Extract every line that contains the string "ylabel".

[Start of ENTRIES PROVIDED]

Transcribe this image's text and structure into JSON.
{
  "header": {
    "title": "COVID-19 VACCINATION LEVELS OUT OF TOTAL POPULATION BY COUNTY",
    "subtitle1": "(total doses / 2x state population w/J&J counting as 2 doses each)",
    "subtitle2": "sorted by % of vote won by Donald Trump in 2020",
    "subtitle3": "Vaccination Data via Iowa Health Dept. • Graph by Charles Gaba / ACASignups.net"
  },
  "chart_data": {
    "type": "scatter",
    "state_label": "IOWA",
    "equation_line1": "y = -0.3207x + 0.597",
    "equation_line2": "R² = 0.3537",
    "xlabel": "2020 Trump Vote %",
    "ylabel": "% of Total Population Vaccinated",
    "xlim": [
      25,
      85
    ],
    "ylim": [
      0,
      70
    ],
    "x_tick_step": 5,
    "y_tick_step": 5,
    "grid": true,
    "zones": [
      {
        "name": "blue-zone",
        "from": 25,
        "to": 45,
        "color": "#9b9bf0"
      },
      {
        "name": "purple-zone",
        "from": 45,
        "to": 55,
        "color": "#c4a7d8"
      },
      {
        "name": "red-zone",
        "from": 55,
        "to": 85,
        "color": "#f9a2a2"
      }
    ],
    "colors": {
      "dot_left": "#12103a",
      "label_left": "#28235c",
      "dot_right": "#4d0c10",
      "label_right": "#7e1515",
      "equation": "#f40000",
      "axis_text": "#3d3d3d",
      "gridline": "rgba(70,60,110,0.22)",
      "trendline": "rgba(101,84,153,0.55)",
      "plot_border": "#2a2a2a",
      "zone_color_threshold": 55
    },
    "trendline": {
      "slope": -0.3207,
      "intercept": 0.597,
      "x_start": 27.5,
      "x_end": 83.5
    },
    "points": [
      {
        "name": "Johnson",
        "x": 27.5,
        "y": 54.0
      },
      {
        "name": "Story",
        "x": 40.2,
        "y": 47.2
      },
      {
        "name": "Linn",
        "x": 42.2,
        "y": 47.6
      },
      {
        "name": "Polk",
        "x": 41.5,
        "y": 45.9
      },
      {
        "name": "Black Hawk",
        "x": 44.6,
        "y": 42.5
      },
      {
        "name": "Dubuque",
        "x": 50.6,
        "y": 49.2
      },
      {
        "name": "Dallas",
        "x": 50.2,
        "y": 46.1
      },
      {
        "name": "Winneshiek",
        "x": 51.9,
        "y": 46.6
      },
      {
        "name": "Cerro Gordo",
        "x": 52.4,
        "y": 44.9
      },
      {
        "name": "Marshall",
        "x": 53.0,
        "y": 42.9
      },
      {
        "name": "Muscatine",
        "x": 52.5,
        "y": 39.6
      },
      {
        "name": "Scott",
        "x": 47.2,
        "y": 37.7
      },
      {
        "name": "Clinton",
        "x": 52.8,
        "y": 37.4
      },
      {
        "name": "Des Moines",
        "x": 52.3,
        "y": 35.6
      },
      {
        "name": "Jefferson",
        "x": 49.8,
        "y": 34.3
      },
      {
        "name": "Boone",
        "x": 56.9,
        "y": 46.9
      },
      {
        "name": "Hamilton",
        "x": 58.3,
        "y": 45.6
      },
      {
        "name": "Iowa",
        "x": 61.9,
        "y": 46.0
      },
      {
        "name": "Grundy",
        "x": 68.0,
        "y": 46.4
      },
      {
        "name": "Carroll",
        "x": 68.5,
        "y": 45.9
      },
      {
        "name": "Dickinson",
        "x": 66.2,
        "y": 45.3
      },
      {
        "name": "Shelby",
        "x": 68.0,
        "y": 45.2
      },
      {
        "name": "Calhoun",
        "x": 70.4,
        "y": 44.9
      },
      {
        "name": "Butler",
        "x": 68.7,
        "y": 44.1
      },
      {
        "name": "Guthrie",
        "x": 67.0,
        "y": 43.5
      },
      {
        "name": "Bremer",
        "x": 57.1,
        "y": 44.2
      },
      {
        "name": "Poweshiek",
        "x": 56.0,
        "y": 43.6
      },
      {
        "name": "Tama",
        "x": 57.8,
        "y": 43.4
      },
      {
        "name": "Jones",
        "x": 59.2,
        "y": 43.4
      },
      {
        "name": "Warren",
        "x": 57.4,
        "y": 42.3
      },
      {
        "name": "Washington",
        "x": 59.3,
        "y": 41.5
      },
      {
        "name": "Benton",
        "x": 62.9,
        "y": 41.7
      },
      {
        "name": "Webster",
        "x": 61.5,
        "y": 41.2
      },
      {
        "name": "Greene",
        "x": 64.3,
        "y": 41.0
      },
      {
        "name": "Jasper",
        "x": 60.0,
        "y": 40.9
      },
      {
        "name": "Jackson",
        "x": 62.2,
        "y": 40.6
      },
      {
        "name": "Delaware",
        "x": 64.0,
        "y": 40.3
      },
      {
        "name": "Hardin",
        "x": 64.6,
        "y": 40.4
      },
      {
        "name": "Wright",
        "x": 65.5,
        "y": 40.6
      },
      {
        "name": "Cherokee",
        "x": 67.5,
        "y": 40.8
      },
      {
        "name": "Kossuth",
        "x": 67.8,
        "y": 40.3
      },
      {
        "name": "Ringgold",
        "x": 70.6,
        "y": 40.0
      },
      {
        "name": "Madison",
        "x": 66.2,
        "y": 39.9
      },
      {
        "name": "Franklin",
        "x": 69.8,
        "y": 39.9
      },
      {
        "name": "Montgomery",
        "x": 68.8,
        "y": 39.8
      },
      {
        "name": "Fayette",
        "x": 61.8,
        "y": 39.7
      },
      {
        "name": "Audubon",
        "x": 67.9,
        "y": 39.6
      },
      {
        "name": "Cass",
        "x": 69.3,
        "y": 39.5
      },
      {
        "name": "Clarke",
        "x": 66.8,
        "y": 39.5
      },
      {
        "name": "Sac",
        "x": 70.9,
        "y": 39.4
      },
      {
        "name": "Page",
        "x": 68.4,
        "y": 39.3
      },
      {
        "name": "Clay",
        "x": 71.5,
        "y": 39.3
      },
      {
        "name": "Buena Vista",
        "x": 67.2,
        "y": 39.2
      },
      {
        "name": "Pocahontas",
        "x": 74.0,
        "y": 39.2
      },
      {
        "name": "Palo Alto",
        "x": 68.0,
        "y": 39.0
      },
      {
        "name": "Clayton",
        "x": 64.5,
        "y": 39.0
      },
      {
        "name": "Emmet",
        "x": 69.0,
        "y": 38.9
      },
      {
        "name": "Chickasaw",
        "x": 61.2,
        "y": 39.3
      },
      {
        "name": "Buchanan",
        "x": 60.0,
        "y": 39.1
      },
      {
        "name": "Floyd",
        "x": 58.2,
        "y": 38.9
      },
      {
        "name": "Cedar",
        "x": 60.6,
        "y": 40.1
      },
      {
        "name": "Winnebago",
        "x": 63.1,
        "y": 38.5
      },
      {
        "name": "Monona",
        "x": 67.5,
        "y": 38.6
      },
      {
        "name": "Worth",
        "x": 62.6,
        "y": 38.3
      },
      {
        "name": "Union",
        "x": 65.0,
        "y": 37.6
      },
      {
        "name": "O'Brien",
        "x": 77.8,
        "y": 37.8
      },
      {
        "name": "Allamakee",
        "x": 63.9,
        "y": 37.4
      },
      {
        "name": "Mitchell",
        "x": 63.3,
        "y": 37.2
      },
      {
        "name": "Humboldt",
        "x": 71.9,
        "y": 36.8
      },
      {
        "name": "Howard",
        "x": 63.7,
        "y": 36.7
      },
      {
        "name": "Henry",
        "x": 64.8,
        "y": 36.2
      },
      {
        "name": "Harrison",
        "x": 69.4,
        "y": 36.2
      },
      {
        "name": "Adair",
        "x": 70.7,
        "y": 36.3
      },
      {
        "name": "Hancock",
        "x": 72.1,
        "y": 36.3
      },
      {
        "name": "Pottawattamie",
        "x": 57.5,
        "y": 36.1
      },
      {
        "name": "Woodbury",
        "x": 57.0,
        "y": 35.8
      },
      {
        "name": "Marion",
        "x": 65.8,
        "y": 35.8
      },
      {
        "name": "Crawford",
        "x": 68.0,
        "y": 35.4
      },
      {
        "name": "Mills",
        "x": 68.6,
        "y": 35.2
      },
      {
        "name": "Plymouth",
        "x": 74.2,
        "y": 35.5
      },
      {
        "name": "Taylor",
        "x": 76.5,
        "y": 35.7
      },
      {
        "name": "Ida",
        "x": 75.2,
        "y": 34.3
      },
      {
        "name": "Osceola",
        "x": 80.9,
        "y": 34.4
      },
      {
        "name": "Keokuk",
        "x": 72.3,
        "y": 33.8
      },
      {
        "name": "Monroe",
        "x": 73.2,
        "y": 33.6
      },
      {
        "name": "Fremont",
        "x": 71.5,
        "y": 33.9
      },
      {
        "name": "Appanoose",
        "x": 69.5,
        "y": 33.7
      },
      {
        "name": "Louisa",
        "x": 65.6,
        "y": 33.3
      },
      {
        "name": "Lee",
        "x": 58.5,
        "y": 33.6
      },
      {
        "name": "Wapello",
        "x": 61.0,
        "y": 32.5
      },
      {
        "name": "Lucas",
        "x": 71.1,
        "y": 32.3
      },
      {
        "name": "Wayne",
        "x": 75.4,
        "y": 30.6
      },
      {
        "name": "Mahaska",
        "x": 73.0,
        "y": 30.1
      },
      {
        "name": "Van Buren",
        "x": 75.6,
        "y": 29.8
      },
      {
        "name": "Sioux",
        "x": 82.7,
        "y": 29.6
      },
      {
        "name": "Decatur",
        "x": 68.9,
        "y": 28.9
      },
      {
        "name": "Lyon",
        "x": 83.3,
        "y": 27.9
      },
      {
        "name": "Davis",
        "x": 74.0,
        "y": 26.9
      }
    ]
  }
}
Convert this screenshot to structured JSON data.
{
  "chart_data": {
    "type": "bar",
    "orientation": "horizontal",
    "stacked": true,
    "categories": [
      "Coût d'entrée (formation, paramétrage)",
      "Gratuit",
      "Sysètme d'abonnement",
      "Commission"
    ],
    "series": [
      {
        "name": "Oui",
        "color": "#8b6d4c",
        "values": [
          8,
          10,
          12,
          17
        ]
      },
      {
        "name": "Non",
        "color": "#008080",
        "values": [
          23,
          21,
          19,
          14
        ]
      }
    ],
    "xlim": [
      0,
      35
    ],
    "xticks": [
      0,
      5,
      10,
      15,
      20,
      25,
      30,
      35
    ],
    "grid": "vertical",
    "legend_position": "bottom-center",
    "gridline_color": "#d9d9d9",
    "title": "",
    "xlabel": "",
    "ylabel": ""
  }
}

[End of ENTRIES PROVIDED]

FULL SOLUTION:
    "ylabel": "% of Total Population Vaccinated",
    "ylabel": ""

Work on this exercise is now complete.